# [Task details]
Copy out each line below exactly as it appears.
— Begin —
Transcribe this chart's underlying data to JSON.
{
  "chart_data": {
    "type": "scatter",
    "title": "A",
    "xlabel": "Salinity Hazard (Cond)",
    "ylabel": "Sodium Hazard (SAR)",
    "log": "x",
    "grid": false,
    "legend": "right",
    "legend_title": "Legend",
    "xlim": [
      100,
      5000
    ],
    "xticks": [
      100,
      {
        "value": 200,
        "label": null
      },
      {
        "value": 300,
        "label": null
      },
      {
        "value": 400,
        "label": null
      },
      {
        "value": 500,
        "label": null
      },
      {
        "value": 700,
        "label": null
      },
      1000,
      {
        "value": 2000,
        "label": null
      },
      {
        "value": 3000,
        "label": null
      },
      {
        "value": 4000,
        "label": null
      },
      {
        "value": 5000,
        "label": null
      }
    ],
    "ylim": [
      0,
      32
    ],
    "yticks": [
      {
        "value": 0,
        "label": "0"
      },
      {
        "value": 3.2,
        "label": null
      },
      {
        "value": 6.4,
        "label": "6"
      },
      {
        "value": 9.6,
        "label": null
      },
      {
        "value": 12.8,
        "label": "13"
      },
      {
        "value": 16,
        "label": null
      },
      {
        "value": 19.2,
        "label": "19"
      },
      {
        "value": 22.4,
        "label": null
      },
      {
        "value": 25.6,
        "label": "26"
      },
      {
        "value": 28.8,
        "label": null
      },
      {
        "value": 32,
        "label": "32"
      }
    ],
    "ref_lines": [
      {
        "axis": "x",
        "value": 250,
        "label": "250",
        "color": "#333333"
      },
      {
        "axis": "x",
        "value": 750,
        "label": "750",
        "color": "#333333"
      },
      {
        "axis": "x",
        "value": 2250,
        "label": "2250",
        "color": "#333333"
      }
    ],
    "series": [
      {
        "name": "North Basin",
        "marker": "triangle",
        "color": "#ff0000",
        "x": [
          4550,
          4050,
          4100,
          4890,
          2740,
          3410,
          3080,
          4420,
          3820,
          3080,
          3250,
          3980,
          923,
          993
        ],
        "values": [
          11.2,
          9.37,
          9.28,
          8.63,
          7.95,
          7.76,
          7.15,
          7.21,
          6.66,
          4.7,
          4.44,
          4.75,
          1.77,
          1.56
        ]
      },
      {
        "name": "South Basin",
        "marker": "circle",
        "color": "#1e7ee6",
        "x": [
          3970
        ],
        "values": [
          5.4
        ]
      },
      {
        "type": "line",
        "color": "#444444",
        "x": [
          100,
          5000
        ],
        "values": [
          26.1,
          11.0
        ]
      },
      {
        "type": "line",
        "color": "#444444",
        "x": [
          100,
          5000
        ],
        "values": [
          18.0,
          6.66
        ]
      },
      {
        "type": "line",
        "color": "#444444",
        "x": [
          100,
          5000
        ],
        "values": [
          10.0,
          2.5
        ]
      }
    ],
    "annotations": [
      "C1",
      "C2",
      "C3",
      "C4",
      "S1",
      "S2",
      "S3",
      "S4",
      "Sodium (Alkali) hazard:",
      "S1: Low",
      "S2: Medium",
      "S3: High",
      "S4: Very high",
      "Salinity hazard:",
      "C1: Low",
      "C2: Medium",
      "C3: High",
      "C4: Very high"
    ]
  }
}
— End —
# [Correct result]
Transcribe this chart's underlying data to JSON.
{
  "chart_data": {
    "type": "scatter",
    "title": "A",
    "xlabel": "Salinity Hazard (Cond)",
    "ylabel": "Sodium Hazard (SAR)",
    "log": "x",
    "grid": false,
    "legend": "right",
    "legend_title": "Legend",
    "xlim": [
      100,
      5000
    ],
    "xticks": [
      100,
      {
        "value": 200,
        "label": null
      },
      {
        "value": 300,
        "label": null
      },
      {
        "value": 400,
        "label": null
      },
      {
        "value": 500,
        "label": null
      },
      {
        "value": 700,
        "label": null
      },
      1000,
      {
        "value": 2000,
        "label": null
      },
      {
        "value": 3000,
        "label": null
      },
      {
        "value": 4000,
        "label": null
      },
      {
        "value": 5000,
        "label": null
      }
    ],
    "ylim": [
      0,
      32
    ],
    "yticks": [
      {
        "value": 0,
        "label": "0"
      },
      {
        "value": 3.2,
        "label": null
      },
      {
        "value": 6.4,
        "label": "6"
      },
      {
        "value": 9.6,
        "label": null
      },
      {
        "value": 12.8,
        "label": "13"
      },
      {
        "value": 16,
        "label": null
      },
      {
        "value": 19.2,
        "label": "19"
      },
      {
        "value": 22.4,
        "label": null
      },
      {
        "value": 25.6,
        "label": "26"
      },
      {
        "value": 28.8,
        "label": null
      },
      {
        "value": 32,
        "label": "32"
      }
    ],
    "ref_lines": [
      {
        "axis": "x",
        "value": 250,
        "label": "250",
        "color": "#333333"
      },
      {
        "axis": "x",
        "value": 750,
        "label": "750",
        "color": "#333333"
      },
      {
        "axis": "x",
        "value": 2250,
        "label": "2250",
        "color": "#333333"
      }
    ],
    "series": [
      {
        "name": "North Basin",
        "marker": "triangle",
        "color": "#ff0000",
        "x": [
          4550,
          4050,
          4100,
          4890,
          2740,
          3410,
          3080,
          4420,
          3820,
          3080,
          3250,
          3980,
          923,
          993
        ],
        "values": [
          11.2,
          9.37,
          9.28,
          8.63,
          7.95,
          7.76,
          7.15,
          7.21,
          6.66,
          4.7,
          4.44,
          4.75,
          1.77,
          1.56
        ]
      },
      {
        "name": "South Basin",
        "marker": "circle",
        "color": "#1e7ee6",
        "x": [
          3970
        ],
        "values": [
          5.4
        ]
      },
      {
        "type": "line",
        "color": "#444444",
        "x": [
          100,
          5000
        ],
        "values": [
          26.1,
          11.0
        ]
      },
      {
        "type": "line",
        "color": "#444444",
        "x": [
          100,
          5000
        ],
        "values": [
          18.0,
          6.66
        ]
      },
      {
        "type": "line",
        "color": "#444444",
        "x": [
          100,
          5000
        ],
        "values": [
          10.0,
          2.5
        ]
      }
    ],
    "annotations": [
      "C1",
      "C2",
      "C3",
      "C4",
      "S1",
      "S2",
      "S3",
      "S4",
      "Sodium (Alkali) hazard:",
      "S1: Low",
      "S2: Medium",
      "S3: High",
      "S4: Very high",
      "Salinity hazard:",
      "C1: Low",
      "C2: Medium",
      "C3: High",
      "C4: Very high"
    ]
  }
}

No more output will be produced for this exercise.